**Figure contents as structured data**
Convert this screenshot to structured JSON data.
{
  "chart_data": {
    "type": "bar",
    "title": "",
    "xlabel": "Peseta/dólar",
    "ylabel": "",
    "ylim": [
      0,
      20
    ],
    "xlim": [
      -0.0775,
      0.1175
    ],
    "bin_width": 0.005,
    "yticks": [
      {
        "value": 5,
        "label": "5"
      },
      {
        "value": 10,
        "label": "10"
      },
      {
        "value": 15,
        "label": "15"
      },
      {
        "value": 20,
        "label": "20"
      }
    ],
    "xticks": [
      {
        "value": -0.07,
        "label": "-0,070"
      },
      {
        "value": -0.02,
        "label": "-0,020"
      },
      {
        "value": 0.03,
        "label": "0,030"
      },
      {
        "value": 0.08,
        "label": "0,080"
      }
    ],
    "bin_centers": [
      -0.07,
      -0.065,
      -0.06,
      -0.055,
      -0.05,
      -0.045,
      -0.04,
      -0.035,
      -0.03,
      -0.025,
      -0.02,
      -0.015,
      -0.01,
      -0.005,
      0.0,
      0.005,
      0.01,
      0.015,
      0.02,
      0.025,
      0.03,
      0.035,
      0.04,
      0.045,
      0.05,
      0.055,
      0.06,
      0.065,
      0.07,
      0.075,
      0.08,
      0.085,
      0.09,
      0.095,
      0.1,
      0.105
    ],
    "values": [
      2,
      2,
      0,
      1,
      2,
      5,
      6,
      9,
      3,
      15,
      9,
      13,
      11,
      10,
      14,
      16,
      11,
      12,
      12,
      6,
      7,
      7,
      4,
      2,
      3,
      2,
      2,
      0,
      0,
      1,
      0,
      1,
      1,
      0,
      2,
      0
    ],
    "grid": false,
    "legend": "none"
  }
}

**DIRECTIVE**
Using the data above, reproduce every line exactly.

**EXERCISE OUTPUT**
Convert this screenshot to structured JSON data.
{
  "chart_data": {
    "type": "bar",
    "title": "",
    "xlabel": "Peseta/dólar",
    "ylabel": "",
    "ylim": [
      0,
      20
    ],
    "xlim": [
      -0.0775,
      0.1175
    ],
    "bin_width": 0.005,
    "yticks": [
      {
        "value": 5,
        "label": "5"
      },
      {
        "value": 10,
        "label": "10"
      },
      {
        "value": 15,
        "label": "15"
      },
      {
        "value": 20,
        "label": "20"
      }
    ],
    "xticks": [
      {
        "value": -0.07,
        "label": "-0,070"
      },
      {
        "value": -0.02,
        "label": "-0,020"
      },
      {
        "value": 0.03,
        "label": "0,030"
      },
      {
        "value": 0.08,
        "label": "0,080"
      }
    ],
    "bin_centers": [
      -0.07,
      -0.065,
      -0.06,
      -0.055,
      -0.05,
      -0.045,
      -0.04,
      -0.035,
      -0.03,
      -0.025,
      -0.02,
      -0.015,
      -0.01,
      -0.005,
      0.0,
      0.005,
      0.01,
      0.015,
      0.02,
      0.025,
      0.03,
      0.035,
      0.04,
      0.045,
      0.05,
      0.055,
      0.06,
      0.065,
      0.07,
      0.075,
      0.08,
      0.085,
      0.09,
      0.095,
      0.1,
      0.105
    ],
    "values": [
      2,
      2,
      0,
      1,
      2,
      5,
      6,
      9,
      3,
      15,
      9,
      13,
      11,
      10,
      14,
      16,
      11,
      12,
      12,
      6,
      7,
      7,
      4,
      2,
      3,
      2,
      2,
      0,
      0,
      1,
      0,
      1,
      1,
      0,
      2,
      0
    ],
    "grid": false,
    "legend": "none"
  }
}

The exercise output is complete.